■ Selected extract
Lately, I’ve been trying out MailWasher, which allows you the opportunity to bounce messages directly back to the spammer, with the idea that they’ll assume your address doesn’t work and eventually remove you from their list. It doesn’t always work — I’ve had to manually unsubscribe from all the About.com mailing lists someone thought it would be fun to sign me up for — but if nothing else it makes the process of deleting spam much quicker and keeps mail like “Free XXX Webcams” out of my In Box.

But I think what I notice most about my e-mail is that I don’t get enough from people I want to hear from. That just doesn’t seem right.

“I know you miss the Wainwrights, Bobby, but they were weak and stupid people — and that’s why we have wolves and other large predators.” — today’s cartoon on my Far Side calendar

I debated scanning the image (a little boy and his father at a fence, watching wolves run through the house next door), but then I came across this letter from Gary Larson.

[Bounding box entries]
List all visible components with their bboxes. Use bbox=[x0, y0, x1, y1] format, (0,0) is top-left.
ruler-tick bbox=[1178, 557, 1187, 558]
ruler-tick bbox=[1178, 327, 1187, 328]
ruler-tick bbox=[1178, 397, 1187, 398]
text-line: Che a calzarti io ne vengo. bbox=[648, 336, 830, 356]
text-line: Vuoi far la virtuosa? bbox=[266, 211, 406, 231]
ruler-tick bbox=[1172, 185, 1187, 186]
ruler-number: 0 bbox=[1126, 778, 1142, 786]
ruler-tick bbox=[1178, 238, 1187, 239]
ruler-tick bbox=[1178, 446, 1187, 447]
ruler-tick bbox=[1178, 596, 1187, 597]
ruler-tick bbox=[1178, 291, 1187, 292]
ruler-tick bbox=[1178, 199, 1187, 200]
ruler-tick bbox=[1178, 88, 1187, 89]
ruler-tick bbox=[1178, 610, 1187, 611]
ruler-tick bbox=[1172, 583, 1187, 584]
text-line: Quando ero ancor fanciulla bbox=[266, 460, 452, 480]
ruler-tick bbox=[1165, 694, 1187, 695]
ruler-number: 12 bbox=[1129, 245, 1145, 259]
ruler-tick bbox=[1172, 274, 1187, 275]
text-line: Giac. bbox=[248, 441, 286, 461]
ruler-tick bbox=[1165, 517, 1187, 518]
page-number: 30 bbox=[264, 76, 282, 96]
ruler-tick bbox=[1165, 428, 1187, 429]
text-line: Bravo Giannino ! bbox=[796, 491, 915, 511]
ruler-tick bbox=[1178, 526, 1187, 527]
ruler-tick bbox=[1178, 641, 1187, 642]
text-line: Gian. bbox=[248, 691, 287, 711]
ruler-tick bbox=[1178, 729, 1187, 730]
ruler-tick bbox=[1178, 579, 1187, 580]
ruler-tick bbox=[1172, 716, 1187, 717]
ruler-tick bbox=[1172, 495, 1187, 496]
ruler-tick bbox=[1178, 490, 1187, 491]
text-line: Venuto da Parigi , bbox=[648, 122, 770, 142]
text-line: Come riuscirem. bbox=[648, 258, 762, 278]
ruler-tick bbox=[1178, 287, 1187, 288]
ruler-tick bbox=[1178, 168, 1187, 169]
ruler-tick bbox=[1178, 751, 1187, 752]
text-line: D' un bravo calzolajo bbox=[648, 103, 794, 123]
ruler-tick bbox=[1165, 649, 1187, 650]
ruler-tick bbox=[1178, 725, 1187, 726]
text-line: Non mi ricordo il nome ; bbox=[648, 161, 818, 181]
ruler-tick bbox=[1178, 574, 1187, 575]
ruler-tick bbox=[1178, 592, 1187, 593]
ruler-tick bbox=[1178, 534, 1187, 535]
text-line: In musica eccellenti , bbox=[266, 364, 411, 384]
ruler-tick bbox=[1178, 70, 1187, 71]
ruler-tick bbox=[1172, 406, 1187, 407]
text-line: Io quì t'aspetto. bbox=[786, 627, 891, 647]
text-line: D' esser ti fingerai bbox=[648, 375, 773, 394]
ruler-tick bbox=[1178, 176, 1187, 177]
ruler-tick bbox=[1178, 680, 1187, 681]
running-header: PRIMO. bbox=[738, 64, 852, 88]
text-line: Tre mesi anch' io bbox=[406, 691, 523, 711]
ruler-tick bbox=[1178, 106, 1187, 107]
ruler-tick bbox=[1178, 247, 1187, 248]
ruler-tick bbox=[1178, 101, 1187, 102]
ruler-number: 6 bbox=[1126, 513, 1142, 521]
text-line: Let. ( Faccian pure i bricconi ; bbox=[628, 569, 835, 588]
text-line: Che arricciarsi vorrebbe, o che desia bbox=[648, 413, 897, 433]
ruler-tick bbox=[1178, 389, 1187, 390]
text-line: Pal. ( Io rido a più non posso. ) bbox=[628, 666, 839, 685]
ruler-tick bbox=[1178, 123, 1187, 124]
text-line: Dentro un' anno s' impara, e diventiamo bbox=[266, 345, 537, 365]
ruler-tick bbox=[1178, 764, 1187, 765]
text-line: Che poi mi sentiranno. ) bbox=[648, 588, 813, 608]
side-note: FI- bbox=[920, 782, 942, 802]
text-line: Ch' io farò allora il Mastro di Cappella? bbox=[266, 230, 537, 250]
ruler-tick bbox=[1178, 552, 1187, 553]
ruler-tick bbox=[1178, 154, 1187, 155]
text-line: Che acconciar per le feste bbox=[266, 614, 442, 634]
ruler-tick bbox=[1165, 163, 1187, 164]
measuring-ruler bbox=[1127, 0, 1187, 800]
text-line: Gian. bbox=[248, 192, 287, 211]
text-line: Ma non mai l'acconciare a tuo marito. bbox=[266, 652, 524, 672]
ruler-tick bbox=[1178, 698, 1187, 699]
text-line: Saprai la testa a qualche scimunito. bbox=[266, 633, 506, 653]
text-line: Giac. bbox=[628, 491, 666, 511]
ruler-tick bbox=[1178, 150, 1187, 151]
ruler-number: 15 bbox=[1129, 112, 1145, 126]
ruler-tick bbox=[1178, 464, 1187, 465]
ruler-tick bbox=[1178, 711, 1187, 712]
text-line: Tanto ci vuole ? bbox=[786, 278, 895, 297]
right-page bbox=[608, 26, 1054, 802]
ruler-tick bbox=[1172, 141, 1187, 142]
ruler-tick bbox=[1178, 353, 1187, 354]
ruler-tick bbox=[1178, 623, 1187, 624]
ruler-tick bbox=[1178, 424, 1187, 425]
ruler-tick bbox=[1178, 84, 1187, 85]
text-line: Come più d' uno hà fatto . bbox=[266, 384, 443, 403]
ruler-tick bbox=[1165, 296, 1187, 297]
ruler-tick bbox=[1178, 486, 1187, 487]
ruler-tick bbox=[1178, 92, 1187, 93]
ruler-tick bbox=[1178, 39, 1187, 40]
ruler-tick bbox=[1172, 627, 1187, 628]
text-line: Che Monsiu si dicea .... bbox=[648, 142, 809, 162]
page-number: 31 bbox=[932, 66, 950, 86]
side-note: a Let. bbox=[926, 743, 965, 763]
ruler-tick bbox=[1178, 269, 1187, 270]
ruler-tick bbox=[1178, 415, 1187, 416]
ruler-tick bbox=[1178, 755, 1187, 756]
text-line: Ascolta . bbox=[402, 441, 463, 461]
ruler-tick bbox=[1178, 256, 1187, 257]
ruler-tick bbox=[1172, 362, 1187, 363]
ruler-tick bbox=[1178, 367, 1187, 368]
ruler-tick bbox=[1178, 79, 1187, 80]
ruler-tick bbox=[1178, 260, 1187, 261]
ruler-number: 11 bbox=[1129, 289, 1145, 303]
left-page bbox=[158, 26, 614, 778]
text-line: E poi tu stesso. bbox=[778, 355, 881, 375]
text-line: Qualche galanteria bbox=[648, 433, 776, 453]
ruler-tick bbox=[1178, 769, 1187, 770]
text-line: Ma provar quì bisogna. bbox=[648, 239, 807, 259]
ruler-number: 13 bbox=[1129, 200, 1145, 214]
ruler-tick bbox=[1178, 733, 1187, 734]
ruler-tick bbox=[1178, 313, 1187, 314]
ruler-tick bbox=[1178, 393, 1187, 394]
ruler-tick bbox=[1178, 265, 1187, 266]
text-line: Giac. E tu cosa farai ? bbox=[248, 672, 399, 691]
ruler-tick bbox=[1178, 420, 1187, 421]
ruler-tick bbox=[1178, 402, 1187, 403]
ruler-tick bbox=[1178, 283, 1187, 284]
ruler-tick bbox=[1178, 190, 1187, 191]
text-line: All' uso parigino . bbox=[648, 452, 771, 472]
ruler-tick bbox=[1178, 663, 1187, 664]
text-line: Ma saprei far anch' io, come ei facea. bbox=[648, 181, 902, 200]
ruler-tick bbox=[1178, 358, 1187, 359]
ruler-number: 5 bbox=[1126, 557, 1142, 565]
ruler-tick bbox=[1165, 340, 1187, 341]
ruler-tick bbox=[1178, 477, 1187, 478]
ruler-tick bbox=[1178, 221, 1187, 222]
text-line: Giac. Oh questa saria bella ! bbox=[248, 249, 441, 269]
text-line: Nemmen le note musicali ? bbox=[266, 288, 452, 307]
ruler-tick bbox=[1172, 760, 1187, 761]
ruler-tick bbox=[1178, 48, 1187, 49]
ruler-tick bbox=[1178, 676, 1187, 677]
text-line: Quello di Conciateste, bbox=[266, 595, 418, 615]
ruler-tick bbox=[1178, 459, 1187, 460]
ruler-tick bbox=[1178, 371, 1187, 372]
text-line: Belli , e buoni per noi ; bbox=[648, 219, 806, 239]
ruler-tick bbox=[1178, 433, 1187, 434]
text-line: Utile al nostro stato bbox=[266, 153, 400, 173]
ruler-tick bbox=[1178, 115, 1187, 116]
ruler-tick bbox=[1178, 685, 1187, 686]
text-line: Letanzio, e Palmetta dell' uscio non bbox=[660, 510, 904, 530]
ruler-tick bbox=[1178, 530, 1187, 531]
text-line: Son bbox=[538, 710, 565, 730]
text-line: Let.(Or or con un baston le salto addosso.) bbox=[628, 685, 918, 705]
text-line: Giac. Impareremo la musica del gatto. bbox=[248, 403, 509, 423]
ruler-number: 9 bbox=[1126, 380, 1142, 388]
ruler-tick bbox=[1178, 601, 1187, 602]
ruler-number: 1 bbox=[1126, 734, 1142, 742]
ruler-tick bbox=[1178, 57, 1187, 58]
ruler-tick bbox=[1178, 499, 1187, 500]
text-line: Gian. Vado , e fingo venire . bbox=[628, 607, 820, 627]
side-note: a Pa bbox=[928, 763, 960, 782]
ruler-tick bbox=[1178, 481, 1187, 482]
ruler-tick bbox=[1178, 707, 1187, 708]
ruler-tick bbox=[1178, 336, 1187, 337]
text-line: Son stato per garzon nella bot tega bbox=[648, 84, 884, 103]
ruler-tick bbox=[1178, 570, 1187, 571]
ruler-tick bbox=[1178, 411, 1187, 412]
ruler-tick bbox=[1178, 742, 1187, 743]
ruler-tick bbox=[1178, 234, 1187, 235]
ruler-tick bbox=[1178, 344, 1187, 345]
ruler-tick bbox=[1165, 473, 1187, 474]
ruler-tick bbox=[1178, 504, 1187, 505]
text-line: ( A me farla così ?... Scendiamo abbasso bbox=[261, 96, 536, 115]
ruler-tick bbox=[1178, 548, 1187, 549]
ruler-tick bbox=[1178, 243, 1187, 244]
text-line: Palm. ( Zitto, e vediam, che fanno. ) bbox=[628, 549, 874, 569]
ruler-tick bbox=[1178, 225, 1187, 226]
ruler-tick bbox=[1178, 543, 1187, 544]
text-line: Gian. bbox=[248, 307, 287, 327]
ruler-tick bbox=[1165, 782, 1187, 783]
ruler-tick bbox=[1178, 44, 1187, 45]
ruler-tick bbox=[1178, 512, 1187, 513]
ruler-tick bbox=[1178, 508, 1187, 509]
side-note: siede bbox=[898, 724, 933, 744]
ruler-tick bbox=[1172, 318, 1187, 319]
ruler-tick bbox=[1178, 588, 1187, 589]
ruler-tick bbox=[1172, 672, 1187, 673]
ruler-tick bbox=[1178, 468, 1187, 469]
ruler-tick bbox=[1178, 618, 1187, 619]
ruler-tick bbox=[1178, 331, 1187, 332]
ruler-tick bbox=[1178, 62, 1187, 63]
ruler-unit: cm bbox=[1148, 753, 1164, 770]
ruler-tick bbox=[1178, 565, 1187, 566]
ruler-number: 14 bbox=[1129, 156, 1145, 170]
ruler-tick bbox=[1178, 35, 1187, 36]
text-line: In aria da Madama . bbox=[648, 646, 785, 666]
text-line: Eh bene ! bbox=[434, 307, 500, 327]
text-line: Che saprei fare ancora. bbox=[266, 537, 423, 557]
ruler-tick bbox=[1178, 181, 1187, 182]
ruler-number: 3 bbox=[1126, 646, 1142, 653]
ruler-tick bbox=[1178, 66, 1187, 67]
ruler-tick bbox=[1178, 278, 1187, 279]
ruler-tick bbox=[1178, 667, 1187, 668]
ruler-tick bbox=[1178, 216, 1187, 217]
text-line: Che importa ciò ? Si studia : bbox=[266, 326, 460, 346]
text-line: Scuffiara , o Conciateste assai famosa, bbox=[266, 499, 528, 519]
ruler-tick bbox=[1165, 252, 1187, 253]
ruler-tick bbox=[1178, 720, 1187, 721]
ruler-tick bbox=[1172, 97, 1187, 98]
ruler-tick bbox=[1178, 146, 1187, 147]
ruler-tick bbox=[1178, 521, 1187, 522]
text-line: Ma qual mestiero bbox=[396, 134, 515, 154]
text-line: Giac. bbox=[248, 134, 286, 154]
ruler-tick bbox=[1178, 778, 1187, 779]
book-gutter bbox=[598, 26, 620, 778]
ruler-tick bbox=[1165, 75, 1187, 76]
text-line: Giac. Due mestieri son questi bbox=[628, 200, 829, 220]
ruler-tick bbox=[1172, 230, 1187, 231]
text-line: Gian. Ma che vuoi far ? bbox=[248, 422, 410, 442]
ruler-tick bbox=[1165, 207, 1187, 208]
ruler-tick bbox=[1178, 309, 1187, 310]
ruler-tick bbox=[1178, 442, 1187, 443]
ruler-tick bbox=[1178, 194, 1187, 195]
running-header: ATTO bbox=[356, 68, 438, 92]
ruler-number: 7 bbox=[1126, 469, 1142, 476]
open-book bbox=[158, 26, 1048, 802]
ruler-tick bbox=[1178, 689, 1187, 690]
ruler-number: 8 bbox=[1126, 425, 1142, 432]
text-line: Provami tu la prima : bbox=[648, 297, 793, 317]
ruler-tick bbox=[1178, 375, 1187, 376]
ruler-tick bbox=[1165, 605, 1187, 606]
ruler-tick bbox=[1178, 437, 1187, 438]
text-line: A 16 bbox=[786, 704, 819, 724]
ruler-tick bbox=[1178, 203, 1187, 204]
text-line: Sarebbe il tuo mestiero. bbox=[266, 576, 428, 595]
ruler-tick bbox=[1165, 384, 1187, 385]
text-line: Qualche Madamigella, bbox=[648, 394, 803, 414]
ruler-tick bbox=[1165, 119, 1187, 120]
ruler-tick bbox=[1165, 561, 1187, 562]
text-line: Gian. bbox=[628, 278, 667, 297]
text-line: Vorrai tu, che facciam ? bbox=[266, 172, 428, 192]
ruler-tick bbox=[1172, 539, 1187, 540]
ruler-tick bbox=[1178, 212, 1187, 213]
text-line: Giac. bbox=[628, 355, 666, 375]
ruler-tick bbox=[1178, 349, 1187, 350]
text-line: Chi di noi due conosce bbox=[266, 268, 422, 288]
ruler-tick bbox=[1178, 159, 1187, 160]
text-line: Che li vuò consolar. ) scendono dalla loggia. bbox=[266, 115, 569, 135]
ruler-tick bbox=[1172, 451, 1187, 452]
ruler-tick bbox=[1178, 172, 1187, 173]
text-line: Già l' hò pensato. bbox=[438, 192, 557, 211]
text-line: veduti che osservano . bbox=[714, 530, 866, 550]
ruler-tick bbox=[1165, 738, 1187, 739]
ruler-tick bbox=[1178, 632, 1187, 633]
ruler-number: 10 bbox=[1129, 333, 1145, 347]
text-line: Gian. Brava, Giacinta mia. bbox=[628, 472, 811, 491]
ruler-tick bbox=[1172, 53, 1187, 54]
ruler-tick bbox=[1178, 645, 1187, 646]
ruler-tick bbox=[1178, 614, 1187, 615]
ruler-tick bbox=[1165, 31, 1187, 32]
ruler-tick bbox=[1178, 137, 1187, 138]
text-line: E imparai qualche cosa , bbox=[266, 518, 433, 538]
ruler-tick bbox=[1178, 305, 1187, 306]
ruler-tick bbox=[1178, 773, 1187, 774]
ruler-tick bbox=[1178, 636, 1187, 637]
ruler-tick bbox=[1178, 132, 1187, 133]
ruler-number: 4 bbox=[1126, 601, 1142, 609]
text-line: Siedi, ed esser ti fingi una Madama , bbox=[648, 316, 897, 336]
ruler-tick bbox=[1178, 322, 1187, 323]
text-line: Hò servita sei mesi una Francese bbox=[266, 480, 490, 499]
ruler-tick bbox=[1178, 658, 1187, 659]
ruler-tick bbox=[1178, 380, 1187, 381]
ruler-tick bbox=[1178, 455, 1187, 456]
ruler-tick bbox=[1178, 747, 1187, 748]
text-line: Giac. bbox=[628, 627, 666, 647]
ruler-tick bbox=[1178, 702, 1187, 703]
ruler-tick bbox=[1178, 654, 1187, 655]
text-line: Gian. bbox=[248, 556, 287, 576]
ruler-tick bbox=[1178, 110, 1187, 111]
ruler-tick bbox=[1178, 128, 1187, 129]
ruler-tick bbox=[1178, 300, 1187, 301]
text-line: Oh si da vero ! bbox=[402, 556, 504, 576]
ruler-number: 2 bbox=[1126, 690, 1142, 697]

■ Aim of the task
Pick up the piece about e-mail spam and the Far Side calendar after its last sentence, and write the next few sentences.

■ The response
Oh dear god, no:

Independence Day producer Dean Devlin told SCI FI Wire that he and partner Roland Emmerich came up with the storyline for a sequel in the wake of the Sept. 11 terrorist attacks on New York and Washington. “Since September 11th, [director Emmerich] and I did a lot of reflecting on the movie,” Devlin said in an interview while promoting his latest film, Eight Legged Freaks. “It started because people were asking us about images that were fantasy images that then looked so frightening real in the [wake of] horrible events that took place.”

Found at Science Fiction Weekly. Personally, I’ve gone out of my way not to see Independence Day a second time, since it…well, since it sucked. I’ll admit, I enjoyed it at the time, but the minute I started thinking about it…whoo boy. Someone once said that, as a moviegoer, he really did enjoy the film immensely but that, as a fan of intelligent science fiction and story and writing, he wanted to burn every minute of the film to the ground. I thought that someone was J. Michael Straczynski, but, despite quite a bit of effort, I haven’t been able to find that quote anywhere.

If you can’t find something on the internet, does that mean it doesn’t really exist?